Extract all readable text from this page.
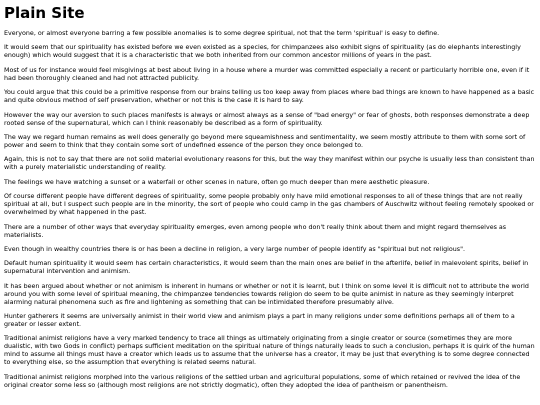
Plain Site

Everyone, or almost everyone barring a few possible anomalies is to some degree spiritual, not that the term 'spiritual' is easy to define.

It would seem that our spirituality has existed before we even existed as a species, for chimpanzees also exhibit signs of spirituality (as do elephants interestingly enough) which would suggest that it is a characteristic that we both inherited from our common ancestor millions of years in the past.

Most of us for instance would feel misgivings at best about living in a house where a murder was committed especially a recent or particularly horrible one, even if it had been thoroughly cleaned and had not attracted publicity.

You could argue that this could be a primitive response from our brains telling us too keep away from places where bad things are known to have happened as a basic and quite obvious method of self preservation, whether or not this is the case it is hard to say.

However the way our aversion to such places manifests is always or almost always as a sense of "bad energy" or fear of ghosts, both responses demonstrate a deep rooted sense of the supernatural, which can I think reasonably be described as a form of spirituality.

The way we regard human remains as well does generally go beyond mere squeamishness and sentimentality, we seem mostly attribute to them with some sort of power and seem to think that they contain some sort of undefined essence of the person they once belonged to.

Again, this is not to say that there are not solid material evolutionary reasons for this, but the way they manifest within our psyche is usually less than consistent than with a purely materialistic understanding of reality.

The feelings we have watching a sunset or a waterfall or other scenes in nature, often go much deeper than mere aesthetic pleasure.

Of course different people have different degrees of spirituality, some people probably only have mild emotional responses to all of these things that are not really spiritual at all, but I suspect such people are in the minority, the sort of people who could camp in the gas chambers of Auschwitz without feeling remotely spooked or overwhelmed by what happened in the past.

There are a number of other ways that everyday spirituality emerges, even among people who don't really think about them and might regard themselves as materialists.

Even though in wealthy countries there is or has been a decline in religion, a very large number of people identify as "spiritual but not religious".

Default human spirituality it would seem has certain characteristics, it would seem than the main ones are belief in the afterlife, belief in malevolent spirits, belief in supernatural intervention and animism.

It has been argued about whether or not animism is inherent in humans or whether or not it is learnt, but I think on some level it is difficult not to attribute the world around you with some level of spiritual meaning, the chimpanzee tendencies towards religion do seem to be quite animist in nature as they seemingly interpret alarming natural phenomena such as fire and lightening as something that can be intimidated therefore presumably alive.

Hunter gatherers it seems are universally animist in their world view and animism plays a part in many religions under some definitions perhaps all of them to a greater or lesser extent.

Traditional animist religions have a very marked tendency to trace all things as ultimately originating from a single creator or source (sometimes they are more dualistic, with two Gods in conflict) perhaps sufficient meditation on the spiritual nature of things naturally leads to such a conclusion, perhaps it is quirk of the human mind to assume all things must have a creator which leads us to assume that the universe has a creator, it may be just that everything is to some degree connected to everything else, so the assumption that everything is related seems natural.

Traditional animist religions morphed into the various religions of the settled urban and agricultural populations, some of which retained or revived the idea of the original creator some less so (although most religions are not strictly dogmatic), often they adopted the idea of pantheism or panentheism.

______

Find every line in the records above that holds the word "where", and copy each one.

Most of us for instance would feel misgivings at best about living in a house where a murder was committed especially a recent or particularly horrible one, even if it had been thoroughly cleaned and had not attracted publicity.
You could argue that this could be a primitive response from our brains telling us too keep away from places where bad things are known to have happened as a basic and quite obvious method of self preservation, whether or not this is the case it is hard to say.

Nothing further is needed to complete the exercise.